*OBJECTIVE:* Return every line of the material exactly.

*SOURCE DATA:*
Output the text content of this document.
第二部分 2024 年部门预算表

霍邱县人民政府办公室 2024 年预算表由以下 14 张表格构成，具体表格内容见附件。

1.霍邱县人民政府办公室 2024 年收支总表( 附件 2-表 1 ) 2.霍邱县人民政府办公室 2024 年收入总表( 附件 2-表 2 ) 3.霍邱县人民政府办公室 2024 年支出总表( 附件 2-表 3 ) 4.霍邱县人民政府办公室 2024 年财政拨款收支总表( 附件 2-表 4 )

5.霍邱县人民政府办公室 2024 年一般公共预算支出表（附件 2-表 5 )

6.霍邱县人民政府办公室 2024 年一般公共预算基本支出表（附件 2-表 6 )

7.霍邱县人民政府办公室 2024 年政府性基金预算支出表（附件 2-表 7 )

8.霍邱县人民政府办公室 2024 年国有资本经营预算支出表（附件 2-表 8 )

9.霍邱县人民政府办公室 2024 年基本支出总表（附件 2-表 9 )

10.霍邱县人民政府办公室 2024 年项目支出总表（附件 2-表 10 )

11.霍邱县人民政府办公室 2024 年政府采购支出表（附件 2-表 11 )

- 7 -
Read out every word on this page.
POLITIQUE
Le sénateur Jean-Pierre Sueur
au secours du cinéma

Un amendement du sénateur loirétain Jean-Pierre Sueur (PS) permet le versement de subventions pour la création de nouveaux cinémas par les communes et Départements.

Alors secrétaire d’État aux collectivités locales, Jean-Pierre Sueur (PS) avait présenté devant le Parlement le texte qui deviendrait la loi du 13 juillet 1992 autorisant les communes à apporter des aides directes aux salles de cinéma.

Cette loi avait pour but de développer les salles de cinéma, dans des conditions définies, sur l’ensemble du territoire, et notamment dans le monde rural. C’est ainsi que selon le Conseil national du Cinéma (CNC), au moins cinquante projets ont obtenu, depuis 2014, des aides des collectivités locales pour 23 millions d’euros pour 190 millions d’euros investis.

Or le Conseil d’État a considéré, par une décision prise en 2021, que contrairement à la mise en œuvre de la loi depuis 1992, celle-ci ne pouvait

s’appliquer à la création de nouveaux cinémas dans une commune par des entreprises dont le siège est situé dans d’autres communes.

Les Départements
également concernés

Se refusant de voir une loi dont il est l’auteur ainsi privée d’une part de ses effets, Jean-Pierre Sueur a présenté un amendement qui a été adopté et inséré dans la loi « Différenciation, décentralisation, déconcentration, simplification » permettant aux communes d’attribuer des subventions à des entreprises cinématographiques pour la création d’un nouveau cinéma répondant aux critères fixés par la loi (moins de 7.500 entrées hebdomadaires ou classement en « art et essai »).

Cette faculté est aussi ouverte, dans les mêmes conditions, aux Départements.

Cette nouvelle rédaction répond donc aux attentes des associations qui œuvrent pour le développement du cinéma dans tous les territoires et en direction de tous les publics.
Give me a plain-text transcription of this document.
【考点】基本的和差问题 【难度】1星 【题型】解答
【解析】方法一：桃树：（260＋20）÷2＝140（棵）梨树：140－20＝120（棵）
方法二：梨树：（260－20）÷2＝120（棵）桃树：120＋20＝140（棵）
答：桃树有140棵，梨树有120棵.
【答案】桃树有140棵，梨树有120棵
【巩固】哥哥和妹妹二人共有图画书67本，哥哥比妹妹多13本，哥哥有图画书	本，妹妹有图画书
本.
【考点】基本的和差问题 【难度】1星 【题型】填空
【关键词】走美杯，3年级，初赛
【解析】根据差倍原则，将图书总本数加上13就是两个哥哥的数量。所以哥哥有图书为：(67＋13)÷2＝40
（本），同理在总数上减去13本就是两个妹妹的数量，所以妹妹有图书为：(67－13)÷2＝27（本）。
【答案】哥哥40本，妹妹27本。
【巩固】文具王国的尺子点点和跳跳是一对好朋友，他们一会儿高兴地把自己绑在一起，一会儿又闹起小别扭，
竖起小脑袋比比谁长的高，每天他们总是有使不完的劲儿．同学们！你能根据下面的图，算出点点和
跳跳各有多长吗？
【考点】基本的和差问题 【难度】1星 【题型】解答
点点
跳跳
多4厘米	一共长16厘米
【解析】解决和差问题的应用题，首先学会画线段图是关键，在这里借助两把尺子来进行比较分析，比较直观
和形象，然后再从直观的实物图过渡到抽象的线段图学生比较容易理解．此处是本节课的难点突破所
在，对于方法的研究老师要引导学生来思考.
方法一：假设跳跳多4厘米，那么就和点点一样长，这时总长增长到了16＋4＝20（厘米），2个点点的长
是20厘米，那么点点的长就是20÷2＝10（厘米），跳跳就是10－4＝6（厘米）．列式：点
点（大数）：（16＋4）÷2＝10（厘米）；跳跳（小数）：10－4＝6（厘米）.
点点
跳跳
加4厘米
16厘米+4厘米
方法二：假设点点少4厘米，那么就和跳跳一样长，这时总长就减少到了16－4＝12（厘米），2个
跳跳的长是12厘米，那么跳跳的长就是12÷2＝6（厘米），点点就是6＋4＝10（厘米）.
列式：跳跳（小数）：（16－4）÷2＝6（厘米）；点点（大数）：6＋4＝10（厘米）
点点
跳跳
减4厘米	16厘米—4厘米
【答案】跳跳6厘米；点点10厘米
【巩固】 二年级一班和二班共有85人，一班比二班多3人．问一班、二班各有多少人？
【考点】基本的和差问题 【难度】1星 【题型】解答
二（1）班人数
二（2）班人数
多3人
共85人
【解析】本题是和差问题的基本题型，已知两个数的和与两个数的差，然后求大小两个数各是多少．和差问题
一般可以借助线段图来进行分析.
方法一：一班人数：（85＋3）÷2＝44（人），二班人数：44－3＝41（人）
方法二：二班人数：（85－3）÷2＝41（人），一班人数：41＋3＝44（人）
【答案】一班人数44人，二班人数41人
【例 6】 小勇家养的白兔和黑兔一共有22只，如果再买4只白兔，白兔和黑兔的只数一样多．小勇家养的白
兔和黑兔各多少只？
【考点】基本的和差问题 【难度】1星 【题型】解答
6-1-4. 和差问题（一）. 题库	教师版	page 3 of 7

*OUTPUT:*
Output the text content of this document.
第二部分 2024 年部门预算表

霍邱县人民政府办公室 2024 年预算表由以下 14 张表格构成，具体表格内容见附件。

1.霍邱县人民政府办公室 2024 年收支总表( 附件 2-表 1 ) 2.霍邱县人民政府办公室 2024 年收入总表( 附件 2-表 2 ) 3.霍邱县人民政府办公室 2024 年支出总表( 附件 2-表 3 ) 4.霍邱县人民政府办公室 2024 年财政拨款收支总表( 附件 2-表 4 )

5.霍邱县人民政府办公室 2024 年一般公共预算支出表（附件 2-表 5 )

6.霍邱县人民政府办公室 2024 年一般公共预算基本支出表（附件 2-表 6 )

7.霍邱县人民政府办公室 2024 年政府性基金预算支出表（附件 2-表 7 )

8.霍邱县人民政府办公室 2024 年国有资本经营预算支出表（附件 2-表 8 )

9.霍邱县人民政府办公室 2024 年基本支出总表（附件 2-表 9 )

10.霍邱县人民政府办公室 2024 年项目支出总表（附件 2-表 10 )

11.霍邱县人民政府办公室 2024 年政府采购支出表（附件 2-表 11 )

- 7 -
Read out every word on this page.
POLITIQUE
Le sénateur Jean-Pierre Sueur
au secours du cinéma

Un amendement du sénateur loirétain Jean-Pierre Sueur (PS) permet le versement de subventions pour la création de nouveaux cinémas par les communes et Départements.

Alors secrétaire d’État aux collectivités locales, Jean-Pierre Sueur (PS) avait présenté devant le Parlement le texte qui deviendrait la loi du 13 juillet 1992 autorisant les communes à apporter des aides directes aux salles de cinéma.

Cette loi avait pour but de développer les salles de cinéma, dans des conditions définies, sur l’ensemble du territoire, et notamment dans le monde rural. C’est ainsi que selon le Conseil national du Cinéma (CNC), au moins cinquante projets ont obtenu, depuis 2014, des aides des collectivités locales pour 23 millions d’euros pour 190 millions d’euros investis.

Or le Conseil d’État a considéré, par une décision prise en 2021, que contrairement à la mise en œuvre de la loi depuis 1992, celle-ci ne pouvait

s’appliquer à la création de nouveaux cinémas dans une commune par des entreprises dont le siège est situé dans d’autres communes.

Les Départements
également concernés

Se refusant de voir une loi dont il est l’auteur ainsi privée d’une part de ses effets, Jean-Pierre Sueur a présenté un amendement qui a été adopté et inséré dans la loi « Différenciation, décentralisation, déconcentration, simplification » permettant aux communes d’attribuer des subventions à des entreprises cinématographiques pour la création d’un nouveau cinéma répondant aux critères fixés par la loi (moins de 7.500 entrées hebdomadaires ou classement en « art et essai »).

Cette faculté est aussi ouverte, dans les mêmes conditions, aux Départements.

Cette nouvelle rédaction répond donc aux attentes des associations qui œuvrent pour le développement du cinéma dans tous les territoires et en direction de tous les publics.
Give me a plain-text transcription of this document.
【考点】基本的和差问题 【难度】1星 【题型】解答
【解析】方法一：桃树：（260＋20）÷2＝140（棵）梨树：140－20＝120（棵）
方法二：梨树：（260－20）÷2＝120（棵）桃树：120＋20＝140（棵）
答：桃树有140棵，梨树有120棵.
【答案】桃树有140棵，梨树有120棵
【巩固】哥哥和妹妹二人共有图画书67本，哥哥比妹妹多13本，哥哥有图画书	本，妹妹有图画书
本.
【考点】基本的和差问题 【难度】1星 【题型】填空
【关键词】走美杯，3年级，初赛
【解析】根据差倍原则，将图书总本数加上13就是两个哥哥的数量。所以哥哥有图书为：(67＋13)÷2＝40
（本），同理在总数上减去13本就是两个妹妹的数量，所以妹妹有图书为：(67－13)÷2＝27（本）。
【答案】哥哥40本，妹妹27本。
【巩固】文具王国的尺子点点和跳跳是一对好朋友，他们一会儿高兴地把自己绑在一起，一会儿又闹起小别扭，
竖起小脑袋比比谁长的高，每天他们总是有使不完的劲儿．同学们！你能根据下面的图，算出点点和
跳跳各有多长吗？
【考点】基本的和差问题 【难度】1星 【题型】解答
点点
跳跳
多4厘米	一共长16厘米
【解析】解决和差问题的应用题，首先学会画线段图是关键，在这里借助两把尺子来进行比较分析，比较直观
和形象，然后再从直观的实物图过渡到抽象的线段图学生比较容易理解．此处是本节课的难点突破所
在，对于方法的研究老师要引导学生来思考.
方法一：假设跳跳多4厘米，那么就和点点一样长，这时总长增长到了16＋4＝20（厘米），2个点点的长
是20厘米，那么点点的长就是20÷2＝10（厘米），跳跳就是10－4＝6（厘米）．列式：点
点（大数）：（16＋4）÷2＝10（厘米）；跳跳（小数）：10－4＝6（厘米）.
点点
跳跳
加4厘米
16厘米+4厘米
方法二：假设点点少4厘米，那么就和跳跳一样长，这时总长就减少到了16－4＝12（厘米），2个
跳跳的长是12厘米，那么跳跳的长就是12÷2＝6（厘米），点点就是6＋4＝10（厘米）.
列式：跳跳（小数）：（16－4）÷2＝6（厘米）；点点（大数）：6＋4＝10（厘米）
点点
跳跳
减4厘米	16厘米—4厘米
【答案】跳跳6厘米；点点10厘米
【巩固】 二年级一班和二班共有85人，一班比二班多3人．问一班、二班各有多少人？
【考点】基本的和差问题 【难度】1星 【题型】解答
二（1）班人数
二（2）班人数
多3人
共85人
【解析】本题是和差问题的基本题型，已知两个数的和与两个数的差，然后求大小两个数各是多少．和差问题
一般可以借助线段图来进行分析.
方法一：一班人数：（85＋3）÷2＝44（人），二班人数：44－3＝41（人）
方法二：二班人数：（85－3）÷2＝41（人），一班人数：41＋3＝44（人）
【答案】一班人数44人，二班人数41人
【例 6】 小勇家养的白兔和黑兔一共有22只，如果再买4只白兔，白兔和黑兔的只数一样多．小勇家养的白
兔和黑兔各多少只？
【考点】基本的和差问题 【难度】1星 【题型】解答
6-1-4. 和差问题（一）. 题库	教师版	page 3 of 7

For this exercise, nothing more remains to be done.